--- START ---

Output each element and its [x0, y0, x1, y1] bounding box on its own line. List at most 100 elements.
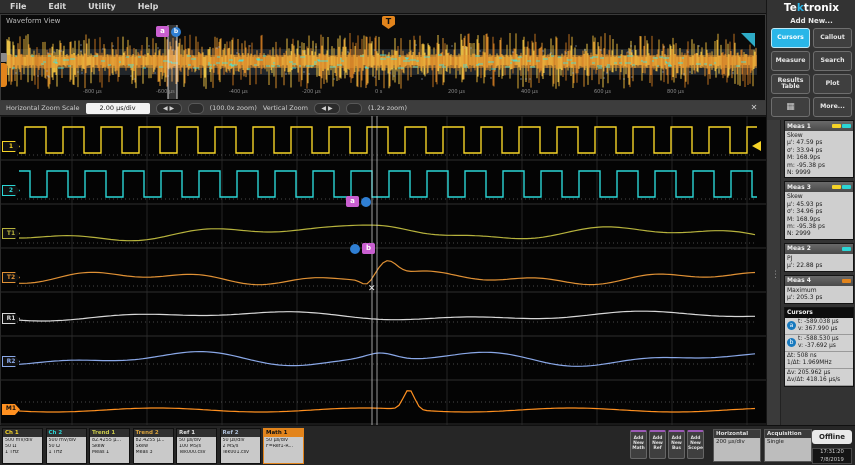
cursor-b-flag[interactable]: b — [362, 243, 375, 254]
more--button[interactable]: More... — [813, 97, 852, 117]
badge-setting-line: Meas 3 — [136, 450, 171, 456]
menu-bar: File Edit Utility Help — [0, 0, 766, 14]
mask-test-icon: ▦ — [786, 104, 795, 111]
h-zoom-scale-label: Horizontal Zoom Scale — [6, 104, 80, 112]
channel-2-trace — [19, 171, 757, 197]
badge-ch-1[interactable]: Ch 1 500 mV/div 50 Ω1 THz — [2, 428, 43, 464]
badge-setting-line: Tek000.csv — [179, 450, 214, 456]
overview-axis-label: 400 µs — [521, 89, 538, 95]
add-new-bus-button[interactable]: Add New Bus — [668, 430, 685, 459]
results-rail[interactable]: ⋮ — [767, 120, 781, 425]
menu-utility[interactable]: Utility — [88, 2, 116, 11]
cursors-button[interactable]: Cursors — [771, 28, 810, 48]
overview-title: Waveform View — [6, 17, 60, 25]
crosshair-marker-icon[interactable]: ✕ — [368, 284, 376, 294]
delta-t: Δt: 508 ns — [787, 353, 832, 360]
horizontal-panel[interactable]: Horizontal 200 µs/div — [713, 429, 761, 462]
overview-cursor-a-flag[interactable]: a — [156, 26, 169, 37]
h-zoom-readout: (100.0x zoom) — [210, 104, 257, 112]
badge-trend-1[interactable]: Trend 1 82.4255 µ... Skew Meas 1 — [89, 428, 130, 464]
h-zoom-fine-button[interactable] — [188, 103, 204, 114]
meas-value-line: M: 168.9ps — [787, 216, 851, 223]
overview-left-grip[interactable] — [1, 53, 7, 62]
meas-result-badge[interactable]: Meas 3 Skew µ': 45.93 ps σ': 34.96 ps M: 168… — [784, 181, 854, 239]
meas-badge-header: Meas 3 — [785, 182, 853, 192]
badge-ref-2[interactable]: Ref 2 50 µs/div 2 MS/s Tek001.csv — [220, 428, 261, 464]
overview-axis-label: 800 µs — [667, 89, 684, 95]
search-button[interactable]: Search — [813, 51, 852, 71]
measure-button[interactable]: Measure — [771, 51, 810, 71]
meas-value-line: µ': 205.3 ps — [787, 294, 851, 301]
badge-ref-1[interactable]: Ref 1 50 µs/div 100 MS/s Tek000.csv — [176, 428, 217, 464]
horizontal-title: Horizontal — [714, 430, 760, 438]
meas-badge-title: Meas 4 — [787, 277, 811, 284]
meas-value-line: σ': 33.94 ps — [787, 147, 851, 154]
zoom-region-flag-icon[interactable] — [741, 33, 755, 47]
badge-setting-line: 1 THz — [5, 450, 40, 456]
overview-axis-label: -400 µs — [229, 89, 248, 95]
bottom-settings-bar: Ch 1 500 mV/div 50 Ω1 THz Ch 2 500 mV/div 50 … — [0, 425, 855, 465]
badge-setting-line: Tek001.csv — [223, 450, 258, 456]
badge-trend-2[interactable]: Trend 2 82.4255 µ... Skew Meas 3 — [133, 428, 174, 464]
overview-cursor-b-flag[interactable]: b — [171, 27, 181, 37]
cursor-b-readout: b t: -588.530 µs v: -37.692 µs — [785, 335, 853, 352]
meas-value-line: Maximum — [787, 287, 851, 294]
zoom-toolbar: Horizontal Zoom Scale 2.00 µs/div ◀ ▶ (1… — [0, 101, 766, 116]
meas-value-line: µ': 45.93 ps — [787, 201, 851, 208]
results-badges-column: Meas 1 Skew µ': 47.59 ps σ': 33.94 ps M: 168… — [784, 120, 854, 390]
badge-title: Ref 1 — [177, 429, 216, 437]
ref-2-trace — [19, 352, 755, 367]
add-new-math-button[interactable]: Add New Math — [630, 430, 647, 459]
add-new-ref-button[interactable]: Add New Ref — [649, 430, 666, 459]
close-zoom-icon[interactable]: ✕ — [748, 102, 760, 114]
menu-edit[interactable]: Edit — [48, 2, 66, 11]
add-new-scope-button[interactable]: Add New Scope — [687, 430, 704, 459]
acquisition-panel[interactable]: Acquisition Single — [764, 429, 812, 462]
waveform-overview-panel[interactable]: Waveform View -800 µs -600 µs -400 µs -200 … — [0, 14, 766, 101]
menu-help[interactable]: Help — [138, 2, 159, 11]
meas-badge-title: Meas 1 — [787, 123, 811, 130]
badge-title: Ch 2 — [47, 429, 86, 437]
inverse-delta-t: 1/Δt: 1.969MHz — [787, 360, 832, 367]
sidebar: Tektronix Add New... Cursors Callout Measu… — [766, 0, 855, 425]
meas-badge-title: Meas 3 — [787, 184, 811, 191]
meas-result-badge[interactable]: Meas 2 PJ µ': 22.88 ps — [784, 243, 854, 272]
meas-badge-header: Meas 2 — [785, 244, 853, 254]
menu-file[interactable]: File — [10, 2, 26, 11]
mask-test-button[interactable]: ▦ — [771, 97, 810, 117]
callout-button[interactable]: Callout — [813, 28, 852, 48]
trigger-level-arrow-icon[interactable] — [752, 141, 761, 151]
cursor-b-dot[interactable] — [361, 197, 371, 207]
meas-value-line: Skew — [787, 193, 851, 200]
cursor-b-time: t: -588.530 µs — [798, 336, 839, 343]
meas-result-badge[interactable]: Meas 4 Maximum µ': 205.3 ps — [784, 275, 854, 304]
badge-setting-line: 1 THz — [49, 450, 84, 456]
v-zoom-label: Vertical Zoom — [263, 104, 308, 112]
meas-source-chips — [842, 247, 851, 251]
cursor-a-value: v: 367.990 µs — [798, 326, 839, 333]
acquisition-title: Acquisition — [765, 430, 811, 438]
v-zoom-stepper-button[interactable]: ◀ ▶ — [314, 103, 340, 114]
cursor-b-icon: b — [787, 338, 796, 347]
v-zoom-fine-button[interactable] — [346, 103, 362, 114]
h-zoom-stepper-button[interactable]: ◀ ▶ — [156, 103, 182, 114]
badge-math-1[interactable]: Math 1 50 µs/div F=Ref1-R... — [263, 428, 304, 464]
plot-button[interactable]: Plot — [813, 74, 852, 94]
ref-1-trace — [19, 311, 755, 321]
meas-result-badge[interactable]: Meas 1 Skew µ': 47.59 ps σ': 33.94 ps M: 168… — [784, 120, 854, 178]
badge-ch-2[interactable]: Ch 2 500 mV/div 50 Ω1 THz — [46, 428, 87, 464]
meas-badge-body: Skew µ': 45.93 ps σ': 34.96 ps M: 168.9ps m:… — [785, 192, 853, 238]
meas-value-line: M: 168.9ps — [787, 154, 851, 161]
v-zoom-readout: (1.2x zoom) — [368, 104, 407, 112]
overview-left-handle[interactable] — [1, 63, 7, 87]
main-waveform-view[interactable]: 1 2 T1 T2 R1 R2 M1 a b ✕ — [0, 116, 766, 425]
results-table-button[interactable]: Results Table — [771, 74, 810, 94]
cursor-a-readout: a t: -589.038 µs v: 367.990 µs — [785, 318, 853, 335]
badge-title: Trend 1 — [90, 429, 129, 437]
cursors-readout-panel[interactable]: Cursors a t: -589.038 µs v: 367.990 µs b… — [784, 307, 854, 387]
cursor-a-flag[interactable]: a — [346, 196, 359, 207]
cursor-a-dot[interactable] — [350, 244, 360, 254]
offline-button[interactable]: Offline — [812, 430, 852, 444]
h-zoom-scale-input[interactable]: 2.00 µs/div — [86, 103, 150, 114]
math-1-trace — [19, 391, 755, 412]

--- END ---

▶ Job
Rewrite each line of the material as a numbered list, skipping any blank lines and leaving out the pictures.

▶ Output below
1. Output each element and its [x0, y0, x1, y1] bounding box on its own line. List at most 100 elements.
2. cursor-b-flag[interactable]: b — [362, 243, 375, 254]
3. more--button[interactable]: More... — [813, 97, 852, 117]
4. badge-setting-line: Meas 3 — [136, 450, 171, 456]
5. menu-bar: File Edit Utility Help — [0, 0, 766, 14]
6. mask-test-icon: ▦ — [786, 104, 795, 111]
7. h-zoom-scale-label: Horizontal Zoom Scale — [6, 104, 80, 112]
8. channel-2-trace — [19, 171, 757, 197]
9. badge-ch-1[interactable]: Ch 1 500 mV/div 50 Ω1 THz — [2, 428, 43, 464]
10. badge-setting-line: Tek000.csv — [179, 450, 214, 456]
11. overview-axis-label: 400 µs — [521, 89, 538, 95]
12. add-new-bus-button[interactable]: Add New Bus — [668, 430, 685, 459]
13. results-rail[interactable]: ⋮ — [767, 120, 781, 425]
14. menu-utility[interactable]: Utility — [88, 2, 116, 11]
15. cursors-button[interactable]: Cursors — [771, 28, 810, 48]
16. overview-title: Waveform View — [6, 17, 60, 25]
17. crosshair-marker-icon[interactable]: ✕ — [368, 284, 376, 294]
18. delta-t: Δt: 508 ns — [787, 353, 832, 360]
19. horizontal-panel[interactable]: Horizontal 200 µs/div — [713, 429, 761, 462]
20. overview-cursor-a-flag[interactable]: a — [156, 26, 169, 37]
21. h-zoom-readout: (100.0x zoom) — [210, 104, 257, 112]
22. badge-trend-1[interactable]: Trend 1 82.4255 µ... Skew Meas 1 — [89, 428, 130, 464]
23. h-zoom-fine-button[interactable] — [188, 103, 204, 114]
24. meas-value-line: M: 168.9ps — [787, 216, 851, 223]
25. overview-left-grip[interactable] — [1, 53, 7, 62]
26. meas-result-badge[interactable]: Meas 3 Skew µ': 45.93 ps σ': 34.96 ps M: 168… — [784, 181, 854, 239]
27. meas-badge-header: Meas 3 — [785, 182, 853, 192]
28. badge-ref-2[interactable]: Ref 2 50 µs/div 2 MS/s Tek001.csv — [220, 428, 261, 464]
29. overview-axis-label: 800 µs — [667, 89, 684, 95]
30. search-button[interactable]: Search — [813, 51, 852, 71]
31. measure-button[interactable]: Measure — [771, 51, 810, 71]
32. meas-value-line: µ': 205.3 ps — [787, 294, 851, 301]
33. badge-ref-1[interactable]: Ref 1 50 µs/div 100 MS/s Tek000.csv — [176, 428, 217, 464]
34. horizontal-title: Horizontal — [714, 430, 760, 438]
35. meas-badge-title: Meas 4 — [787, 277, 811, 284]
36. meas-value-line: σ': 33.94 ps — [787, 147, 851, 154]
37. zoom-region-flag-icon[interactable] — [741, 33, 755, 47]
38. badge-setting-line: 1 THz — [5, 450, 40, 456]
39. overview-axis-label: -400 µs — [229, 89, 248, 95]
40. bottom-settings-bar: Ch 1 500 mV/div 50 Ω1 THz Ch 2 500 mV/div 50 … — [0, 425, 855, 465]
41. badge-setting-line: Tek001.csv — [223, 450, 258, 456]
42. badge-trend-2[interactable]: Trend 2 82.4255 µ... Skew Meas 3 — [133, 428, 174, 464]
43. overview-cursor-b-flag[interactable]: b — [171, 27, 181, 37]
44. cursor-b-readout: b t: -588.530 µs v: -37.692 µs — [785, 335, 853, 352]
45. meas-value-line: Maximum — [787, 287, 851, 294]
46. zoom-toolbar: Horizontal Zoom Scale 2.00 µs/div ◀ ▶ (1… — [0, 101, 766, 116]
47. meas-value-line: µ': 45.93 ps — [787, 201, 851, 208]
48. results-badges-column: Meas 1 Skew µ': 47.59 ps σ': 33.94 ps M: 168… — [784, 120, 854, 390]
49. badge-title: Ref 1 — [177, 429, 216, 437]
50. ref-2-trace — [19, 352, 755, 367]
51. add-new-math-button[interactable]: Add New Math — [630, 430, 647, 459]
52. add-new-ref-button[interactable]: Add New Ref — [649, 430, 666, 459]
53. close-zoom-icon[interactable]: ✕ — [748, 102, 760, 114]
54. menu-edit[interactable]: Edit — [48, 2, 66, 11]
55. add-new-scope-button[interactable]: Add New Scope — [687, 430, 704, 459]
56. acquisition-panel[interactable]: Acquisition Single — [764, 429, 812, 462]
57. waveform-overview-panel[interactable]: Waveform View -800 µs -600 µs -400 µs -200 … — [0, 14, 766, 101]
58. menu-help[interactable]: Help — [138, 2, 159, 11]
59. meas-badge-title: Meas 1 — [787, 123, 811, 130]
60. badge-title: Ch 2 — [47, 429, 86, 437]
61. inverse-delta-t: 1/Δt: 1.969MHz — [787, 360, 832, 367]
62. sidebar: Tektronix Add New... Cursors Callout Measu… — [766, 0, 855, 425]
63. meas-badge-title: Meas 3 — [787, 184, 811, 191]
64. meas-result-badge[interactable]: Meas 2 PJ µ': 22.88 ps — [784, 243, 854, 272]
65. meas-badge-header: Meas 2 — [785, 244, 853, 254]
66. menu-file[interactable]: File — [10, 2, 26, 11]
67. mask-test-button[interactable]: ▦ — [771, 97, 810, 117]
68. callout-button[interactable]: Callout — [813, 28, 852, 48]
69. trigger-level-arrow-icon[interactable] — [752, 141, 761, 151]
70. cursor-b-dot[interactable] — [361, 197, 371, 207]
71. meas-value-line: Skew — [787, 193, 851, 200]
72. cursor-b-time: t: -588.530 µs — [798, 336, 839, 343]
73. meas-result-badge[interactable]: Meas 4 Maximum µ': 205.3 ps — [784, 275, 854, 304]
74. badge-setting-line: 1 THz — [49, 450, 84, 456]
75. v-zoom-label: Vertical Zoom — [263, 104, 308, 112]
76. meas-source-chips — [842, 247, 851, 251]
77. cursor-a-value: v: 367.990 µs — [798, 326, 839, 333]
78. acquisition-title: Acquisition — [765, 430, 811, 438]
79. v-zoom-stepper-button[interactable]: ◀ ▶ — [314, 103, 340, 114]
80. cursor-b-icon: b — [787, 338, 796, 347]
81. v-zoom-fine-button[interactable] — [346, 103, 362, 114]
82. h-zoom-stepper-button[interactable]: ◀ ▶ — [156, 103, 182, 114]
83. badge-math-1[interactable]: Math 1 50 µs/div F=Ref1-R... — [263, 428, 304, 464]
84. plot-button[interactable]: Plot — [813, 74, 852, 94]
85. ref-1-trace — [19, 311, 755, 321]
86. meas-result-badge[interactable]: Meas 1 Skew µ': 47.59 ps σ': 33.94 ps M: 168… — [784, 120, 854, 178]
87. badge-ch-2[interactable]: Ch 2 500 mV/div 50 Ω1 THz — [46, 428, 87, 464]
88. meas-badge-body: Skew µ': 45.93 ps σ': 34.96 ps M: 168.9ps m:… — [785, 192, 853, 238]
89. meas-value-line: M: 168.9ps — [787, 154, 851, 161]
90. v-zoom-readout: (1.2x zoom) — [368, 104, 407, 112]
91. overview-left-handle[interactable] — [1, 63, 7, 87]
92. main-waveform-view[interactable]: 1 2 T1 T2 R1 R2 M1 a b ✕ — [0, 116, 766, 425]
93. results-table-button[interactable]: Results Table — [771, 74, 810, 94]
94. cursor-a-readout: a t: -589.038 µs v: 367.990 µs — [785, 318, 853, 335]
95. badge-title: Trend 1 — [90, 429, 129, 437]
96. cursors-readout-panel[interactable]: Cursors a t: -589.038 µs v: 367.990 µs b… — [784, 307, 854, 387]
97. cursor-a-flag[interactable]: a — [346, 196, 359, 207]
98. cursor-a-dot[interactable] — [350, 244, 360, 254]
99. offline-button[interactable]: Offline — [812, 430, 852, 444]
100. h-zoom-scale-input[interactable]: 2.00 µs/div — [86, 103, 150, 114]
101. math-1-trace — [19, 391, 755, 412]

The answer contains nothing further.